_Directions for this task_: Copy out each line in the listing below where the word "Selenium" appears.

_Supplied information_:
════

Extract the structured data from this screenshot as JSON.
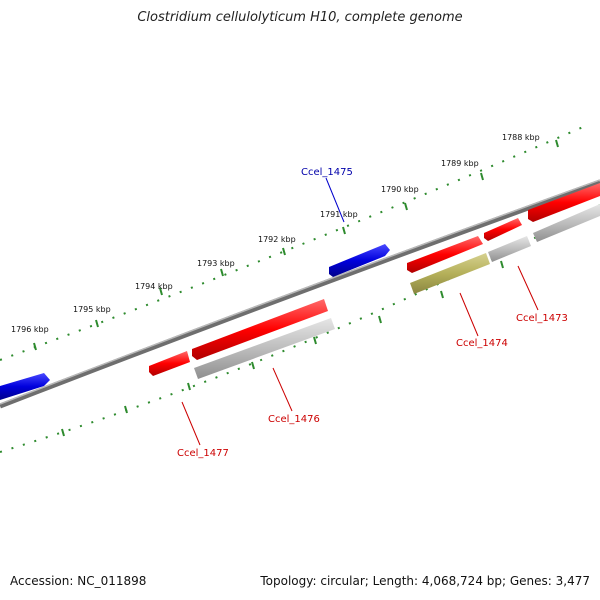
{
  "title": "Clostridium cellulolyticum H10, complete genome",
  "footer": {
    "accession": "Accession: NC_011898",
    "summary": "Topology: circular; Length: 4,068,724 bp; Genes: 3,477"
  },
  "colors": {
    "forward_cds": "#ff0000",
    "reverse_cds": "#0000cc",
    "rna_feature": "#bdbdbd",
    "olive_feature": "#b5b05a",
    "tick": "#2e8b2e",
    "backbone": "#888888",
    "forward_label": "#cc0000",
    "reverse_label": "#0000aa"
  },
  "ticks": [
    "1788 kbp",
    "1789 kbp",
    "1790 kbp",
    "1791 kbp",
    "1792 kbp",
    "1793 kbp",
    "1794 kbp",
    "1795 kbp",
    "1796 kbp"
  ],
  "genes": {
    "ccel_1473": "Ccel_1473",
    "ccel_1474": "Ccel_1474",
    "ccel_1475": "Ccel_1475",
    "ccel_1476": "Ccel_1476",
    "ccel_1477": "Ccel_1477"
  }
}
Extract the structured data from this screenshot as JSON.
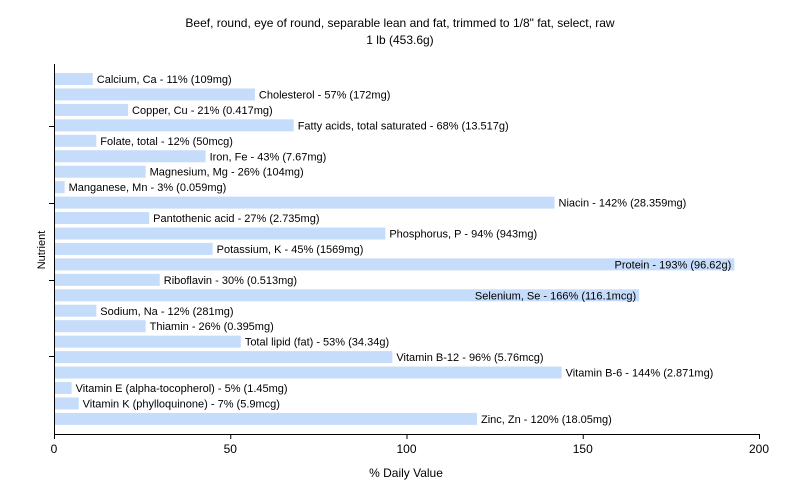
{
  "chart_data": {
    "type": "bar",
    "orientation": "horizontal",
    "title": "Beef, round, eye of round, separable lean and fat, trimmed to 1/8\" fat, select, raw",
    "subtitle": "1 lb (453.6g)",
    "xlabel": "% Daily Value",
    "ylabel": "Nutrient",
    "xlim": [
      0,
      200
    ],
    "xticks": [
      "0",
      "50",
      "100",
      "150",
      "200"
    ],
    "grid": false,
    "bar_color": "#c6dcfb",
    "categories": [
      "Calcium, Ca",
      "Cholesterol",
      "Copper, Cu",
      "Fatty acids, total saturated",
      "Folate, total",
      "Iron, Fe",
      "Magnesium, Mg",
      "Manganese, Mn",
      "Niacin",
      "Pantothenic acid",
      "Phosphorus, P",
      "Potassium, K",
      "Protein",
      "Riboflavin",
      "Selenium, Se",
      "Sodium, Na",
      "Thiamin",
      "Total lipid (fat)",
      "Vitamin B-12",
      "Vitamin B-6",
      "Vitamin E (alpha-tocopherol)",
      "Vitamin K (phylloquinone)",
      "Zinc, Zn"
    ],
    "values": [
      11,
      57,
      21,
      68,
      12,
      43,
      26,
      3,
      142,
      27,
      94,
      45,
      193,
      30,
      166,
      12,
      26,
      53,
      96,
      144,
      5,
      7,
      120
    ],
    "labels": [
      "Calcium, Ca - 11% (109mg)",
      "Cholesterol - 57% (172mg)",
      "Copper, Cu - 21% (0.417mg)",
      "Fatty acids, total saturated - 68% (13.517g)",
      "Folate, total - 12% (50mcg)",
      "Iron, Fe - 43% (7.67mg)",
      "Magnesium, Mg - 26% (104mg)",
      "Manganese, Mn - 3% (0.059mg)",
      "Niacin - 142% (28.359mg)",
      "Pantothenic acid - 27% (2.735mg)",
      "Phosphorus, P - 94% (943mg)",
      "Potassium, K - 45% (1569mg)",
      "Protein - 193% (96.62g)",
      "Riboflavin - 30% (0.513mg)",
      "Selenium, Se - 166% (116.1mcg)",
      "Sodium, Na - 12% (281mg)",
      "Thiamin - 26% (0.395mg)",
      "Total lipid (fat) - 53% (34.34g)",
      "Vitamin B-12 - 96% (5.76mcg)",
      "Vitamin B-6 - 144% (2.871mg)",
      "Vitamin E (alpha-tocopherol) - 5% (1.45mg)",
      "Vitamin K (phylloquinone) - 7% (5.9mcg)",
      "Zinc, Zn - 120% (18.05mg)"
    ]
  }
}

════

_Reply to the exercise_:
      "Selenium, Se",
      "Selenium, Se - 166% (116.1mcg)",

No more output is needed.